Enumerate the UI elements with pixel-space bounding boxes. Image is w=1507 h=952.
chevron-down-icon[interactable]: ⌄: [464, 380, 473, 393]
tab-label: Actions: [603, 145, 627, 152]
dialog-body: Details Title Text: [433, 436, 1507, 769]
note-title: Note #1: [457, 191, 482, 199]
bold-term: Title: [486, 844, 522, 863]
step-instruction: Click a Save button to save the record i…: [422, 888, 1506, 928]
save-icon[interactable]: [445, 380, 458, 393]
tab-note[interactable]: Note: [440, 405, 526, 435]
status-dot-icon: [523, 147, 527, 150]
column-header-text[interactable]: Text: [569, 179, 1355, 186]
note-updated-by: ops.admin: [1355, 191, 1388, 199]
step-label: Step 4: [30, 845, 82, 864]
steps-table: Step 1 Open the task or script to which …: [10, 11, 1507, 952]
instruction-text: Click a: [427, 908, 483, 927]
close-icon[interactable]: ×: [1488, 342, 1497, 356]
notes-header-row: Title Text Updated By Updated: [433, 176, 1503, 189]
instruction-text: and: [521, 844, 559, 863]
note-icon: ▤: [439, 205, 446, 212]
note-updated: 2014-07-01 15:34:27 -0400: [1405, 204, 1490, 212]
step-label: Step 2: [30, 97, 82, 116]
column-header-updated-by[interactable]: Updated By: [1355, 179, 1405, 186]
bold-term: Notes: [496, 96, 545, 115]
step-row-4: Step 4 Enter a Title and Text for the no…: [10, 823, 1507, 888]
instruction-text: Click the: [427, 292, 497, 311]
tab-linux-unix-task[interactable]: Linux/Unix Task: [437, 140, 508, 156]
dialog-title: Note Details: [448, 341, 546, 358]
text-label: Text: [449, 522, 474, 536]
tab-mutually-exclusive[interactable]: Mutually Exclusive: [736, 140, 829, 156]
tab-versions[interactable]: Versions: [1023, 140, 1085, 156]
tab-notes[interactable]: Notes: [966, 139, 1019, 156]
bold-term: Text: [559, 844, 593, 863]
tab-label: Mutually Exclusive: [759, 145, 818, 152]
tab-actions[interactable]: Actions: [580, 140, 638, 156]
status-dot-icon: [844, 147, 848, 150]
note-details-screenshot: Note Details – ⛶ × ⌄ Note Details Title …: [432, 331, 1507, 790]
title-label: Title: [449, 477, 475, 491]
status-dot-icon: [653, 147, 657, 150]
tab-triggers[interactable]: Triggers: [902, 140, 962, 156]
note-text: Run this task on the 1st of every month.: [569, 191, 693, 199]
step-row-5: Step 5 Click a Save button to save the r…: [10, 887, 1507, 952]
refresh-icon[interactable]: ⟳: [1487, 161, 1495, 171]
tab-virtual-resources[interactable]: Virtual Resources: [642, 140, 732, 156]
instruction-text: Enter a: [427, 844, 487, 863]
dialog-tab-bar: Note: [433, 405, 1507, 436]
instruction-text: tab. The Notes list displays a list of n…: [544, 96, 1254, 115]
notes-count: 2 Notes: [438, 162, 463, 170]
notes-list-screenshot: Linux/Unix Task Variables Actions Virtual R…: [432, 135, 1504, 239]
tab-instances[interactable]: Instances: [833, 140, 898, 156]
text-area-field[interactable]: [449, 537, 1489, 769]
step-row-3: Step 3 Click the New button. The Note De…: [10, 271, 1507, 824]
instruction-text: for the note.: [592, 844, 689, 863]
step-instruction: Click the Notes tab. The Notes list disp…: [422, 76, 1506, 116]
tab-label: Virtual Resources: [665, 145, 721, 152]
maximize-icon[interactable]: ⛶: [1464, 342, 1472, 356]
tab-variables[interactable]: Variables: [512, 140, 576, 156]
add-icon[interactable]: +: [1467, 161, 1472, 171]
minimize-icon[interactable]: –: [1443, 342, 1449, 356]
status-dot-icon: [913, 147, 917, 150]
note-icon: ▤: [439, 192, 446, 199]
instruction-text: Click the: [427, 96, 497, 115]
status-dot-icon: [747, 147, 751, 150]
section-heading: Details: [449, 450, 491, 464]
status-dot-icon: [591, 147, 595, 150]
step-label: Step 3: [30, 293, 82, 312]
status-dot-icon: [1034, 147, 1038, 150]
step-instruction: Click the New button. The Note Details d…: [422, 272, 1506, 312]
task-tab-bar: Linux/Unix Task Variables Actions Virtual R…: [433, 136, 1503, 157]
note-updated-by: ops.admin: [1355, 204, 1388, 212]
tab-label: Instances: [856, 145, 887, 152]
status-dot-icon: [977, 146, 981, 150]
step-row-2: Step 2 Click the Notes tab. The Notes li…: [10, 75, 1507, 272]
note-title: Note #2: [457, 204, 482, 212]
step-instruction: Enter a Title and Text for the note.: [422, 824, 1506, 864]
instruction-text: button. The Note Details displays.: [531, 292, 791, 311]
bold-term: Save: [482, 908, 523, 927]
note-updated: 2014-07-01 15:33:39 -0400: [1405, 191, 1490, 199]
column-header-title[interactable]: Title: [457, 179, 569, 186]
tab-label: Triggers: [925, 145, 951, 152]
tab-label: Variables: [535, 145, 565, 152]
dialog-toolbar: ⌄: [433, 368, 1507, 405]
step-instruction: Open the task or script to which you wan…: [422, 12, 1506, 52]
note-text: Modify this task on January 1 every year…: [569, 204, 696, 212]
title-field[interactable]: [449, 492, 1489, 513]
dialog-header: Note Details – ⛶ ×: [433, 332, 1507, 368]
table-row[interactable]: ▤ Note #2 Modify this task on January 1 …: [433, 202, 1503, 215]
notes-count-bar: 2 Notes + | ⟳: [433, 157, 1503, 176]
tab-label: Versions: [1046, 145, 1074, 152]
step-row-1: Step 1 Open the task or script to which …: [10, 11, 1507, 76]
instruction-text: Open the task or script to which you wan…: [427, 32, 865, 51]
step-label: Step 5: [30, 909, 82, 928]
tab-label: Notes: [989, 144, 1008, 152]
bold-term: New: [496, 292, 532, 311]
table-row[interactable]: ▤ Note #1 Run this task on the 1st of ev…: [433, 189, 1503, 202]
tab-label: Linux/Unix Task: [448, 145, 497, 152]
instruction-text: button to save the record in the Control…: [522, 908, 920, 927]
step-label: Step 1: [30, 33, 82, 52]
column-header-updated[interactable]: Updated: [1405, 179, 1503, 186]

---*---

Convert the lines from the first one through the line containing "dialog-body: Details Title", both included, into a Markdown table with the columns Row and Line. Put a row number in Row and the line in Line, skipping any blank lines.

__Written answer__
| Row | Line |
|---|---|
| 1 | Enumerate the UI elements with pixel-space bounding boxes. Image is w=1507 h=952. |
| 2 | chevron-down-icon[interactable]: ⌄: [464, 380, 473, 393] |
| 3 | tab-label: Actions: [603, 145, 627, 152] |
| 4 | dialog-body: Details Title Text: [433, 436, 1507, 769] |